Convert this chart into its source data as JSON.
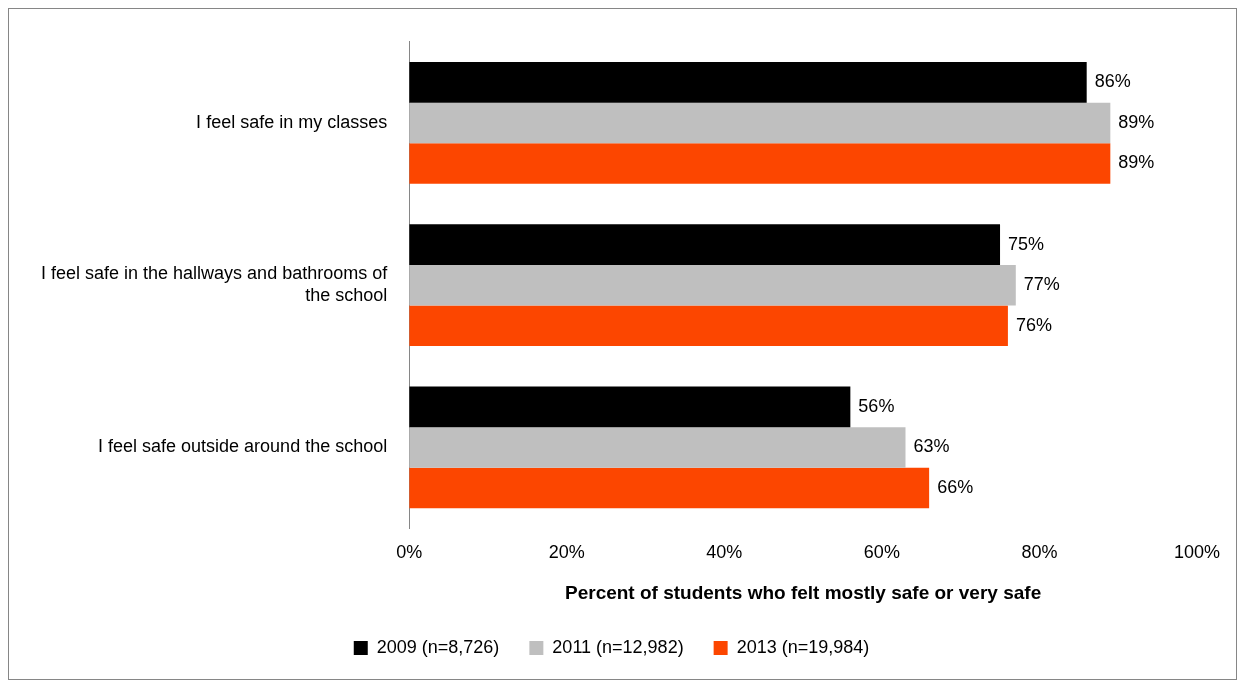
{
  "chart_data": {
    "type": "bar",
    "orientation": "horizontal",
    "xlabel": "Percent of students who felt mostly safe or very safe",
    "categories": [
      "I feel safe in my classes",
      "I feel safe in the hallways and bathrooms of the school",
      "I feel safe outside around the school"
    ],
    "series": [
      {
        "name": "2009 (n=8,726)",
        "color": "#000000",
        "values": [
          86,
          75,
          56
        ],
        "value_labels": [
          "86%",
          "75%",
          "56%"
        ]
      },
      {
        "name": "2011 (n=12,982)",
        "color": "#bfbfbf",
        "values": [
          89,
          77,
          63
        ],
        "value_labels": [
          "89%",
          "77%",
          "63%"
        ]
      },
      {
        "name": "2013 (n=19,984)",
        "color": "#fc4600",
        "values": [
          89,
          76,
          66
        ],
        "value_labels": [
          "89%",
          "76%",
          "66%"
        ]
      }
    ],
    "xlim": [
      0,
      100
    ],
    "xticks": [
      {
        "value": 0,
        "label": "0%"
      },
      {
        "value": 20,
        "label": "20%"
      },
      {
        "value": 40,
        "label": "40%"
      },
      {
        "value": 60,
        "label": "60%"
      },
      {
        "value": 80,
        "label": "80%"
      },
      {
        "value": 100,
        "label": "100%"
      }
    ],
    "grid": false,
    "legend": "bottom"
  }
}
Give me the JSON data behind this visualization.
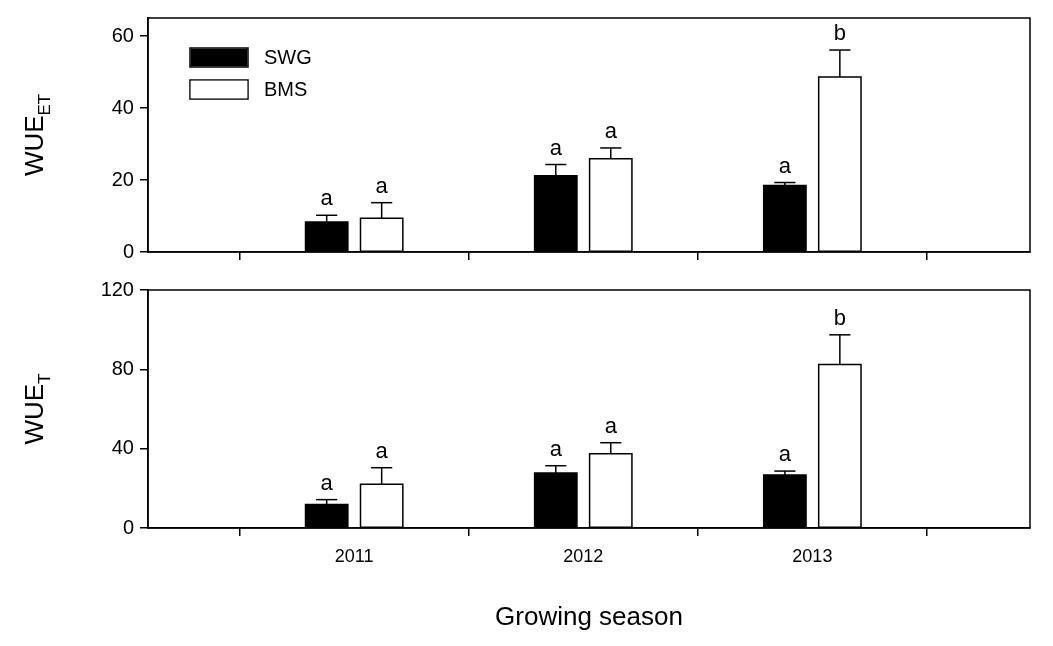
{
  "chart_data": [
    {
      "type": "bar",
      "ylabel": "WUE$_{ET}$",
      "categories": [
        "2011",
        "2012",
        "2013"
      ],
      "series": [
        {
          "name": "SWG",
          "color": "#000000",
          "values": [
            8.3,
            21.2,
            18.5
          ],
          "errors": [
            [
              8.3,
              10.2
            ],
            [
              21.2,
              24.3
            ],
            [
              18.5,
              19.3
            ]
          ]
        },
        {
          "name": "BMS",
          "color": "#ffffff",
          "values": [
            9.4,
            25.9,
            48.6
          ],
          "errors": [
            [
              9.4,
              13.7
            ],
            [
              25.9,
              28.9
            ],
            [
              48.6,
              56.1
            ]
          ]
        }
      ],
      "ylim": [
        0,
        65
      ],
      "yticks": [
        0,
        20,
        40,
        60
      ],
      "tick_labels": "y",
      "legend": "top left",
      "grid": false,
      "annotations": [
        "a",
        "a",
        "a",
        "a",
        "a",
        "b"
      ]
    },
    {
      "type": "bar",
      "xlabel": "Growing season",
      "ylabel": "WUE$_{T}$",
      "categories": [
        "2011",
        "2012",
        "2013"
      ],
      "series": [
        {
          "color": "#000000",
          "values": [
            11.8,
            27.7,
            26.7
          ],
          "errors": [
            [
              11.8,
              14.3
            ],
            [
              27.7,
              31.4
            ],
            [
              26.7,
              28.7
            ]
          ]
        },
        {
          "color": "#ffffff",
          "values": [
            22.1,
            37.5,
            82.5
          ],
          "errors": [
            [
              22.1,
              30.4
            ],
            [
              37.5,
              43.0
            ],
            [
              82.5,
              97.4
            ]
          ]
        }
      ],
      "ylim": [
        0,
        120
      ],
      "yticks": [
        0,
        40,
        80,
        120
      ],
      "legend": false,
      "grid": false,
      "annotations": [
        "a",
        "a",
        "a",
        "a",
        "a",
        "b"
      ]
    }
  ]
}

───

What the task requires. Give the entries again word for word, but skip the pictures.

Result for this task.
Convert this chart into its source data as JSON.
{
  "chart_data": {
    "type": "bar",
    "orientation": "horizontal",
    "xlabel": "Percent of students who felt mostly safe or very safe",
    "categories": [
      "I feel safe in my classes",
      "I feel safe in the hallways and bathrooms of the school",
      "I feel safe outside around the school"
    ],
    "series": [
      {
        "name": "2009 (n=8,726)",
        "color": "#000000",
        "values": [
          86,
          75,
          56
        ],
        "value_labels": [
          "86%",
          "75%",
          "56%"
        ]
      },
      {
        "name": "2011 (n=12,982)",
        "color": "#bfbfbf",
        "values": [
          89,
          77,
          63
        ],
        "value_labels": [
          "89%",
          "77%",
          "63%"
        ]
      },
      {
        "name": "2013 (n=19,984)",
        "color": "#fc4600",
        "values": [
          89,
          76,
          66
        ],
        "value_labels": [
          "89%",
          "76%",
          "66%"
        ]
      }
    ],
    "xlim": [
      0,
      100
    ],
    "xticks": [
      {
        "value": 0,
        "label": "0%"
      },
      {
        "value": 20,
        "label": "20%"
      },
      {
        "value": 40,
        "label": "40%"
      },
      {
        "value": 60,
        "label": "60%"
      },
      {
        "value": 80,
        "label": "80%"
      },
      {
        "value": 100,
        "label": "100%"
      }
    ],
    "grid": false,
    "legend": "bottom"
  }
}
Give me the JSON data behind this visualization.
{
  "chart_data": [
    {
      "type": "bar",
      "ylabel": "WUE$_{ET}$",
      "categories": [
        "2011",
        "2012",
        "2013"
      ],
      "series": [
        {
          "name": "SWG",
          "color": "#000000",
          "values": [
            8.3,
            21.2,
            18.5
          ],
          "errors": [
            [
              8.3,
              10.2
            ],
            [
              21.2,
              24.3
            ],
            [
              18.5,
              19.3
            ]
          ]
        },
        {
          "name": "BMS",
          "color": "#ffffff",
          "values": [
            9.4,
            25.9,
            48.6
          ],
          "errors": [
            [
              9.4,
              13.7
            ],
            [
              25.9,
              28.9
            ],
            [
              48.6,
              56.1
            ]
          ]
        }
      ],
      "ylim": [
        0,
        65
      ],
      "yticks": [
        0,
        20,
        40,
        60
      ],
      "tick_labels": "y",
      "legend": "top left",
      "grid": false,
      "annotations": [
        "a",
        "a",
        "a",
        "a",
        "a",
        "b"
      ]
    },
    {
      "type": "bar",
      "xlabel": "Growing season",
      "ylabel": "WUE$_{T}$",
      "categories": [
        "2011",
        "2012",
        "2013"
      ],
      "series": [
        {
          "color": "#000000",
          "values": [
            11.8,
            27.7,
            26.7
          ],
          "errors": [
            [
              11.8,
              14.3
            ],
            [
              27.7,
              31.4
            ],
            [
              26.7,
              28.7
            ]
          ]
        },
        {
          "color": "#ffffff",
          "values": [
            22.1,
            37.5,
            82.5
          ],
          "errors": [
            [
              22.1,
              30.4
            ],
            [
              37.5,
              43.0
            ],
            [
              82.5,
              97.4
            ]
          ]
        }
      ],
      "ylim": [
        0,
        120
      ],
      "yticks": [
        0,
        40,
        80,
        120
      ],
      "legend": false,
      "grid": false,
      "annotations": [
        "a",
        "a",
        "a",
        "a",
        "a",
        "b"
      ]
    }
  ]
}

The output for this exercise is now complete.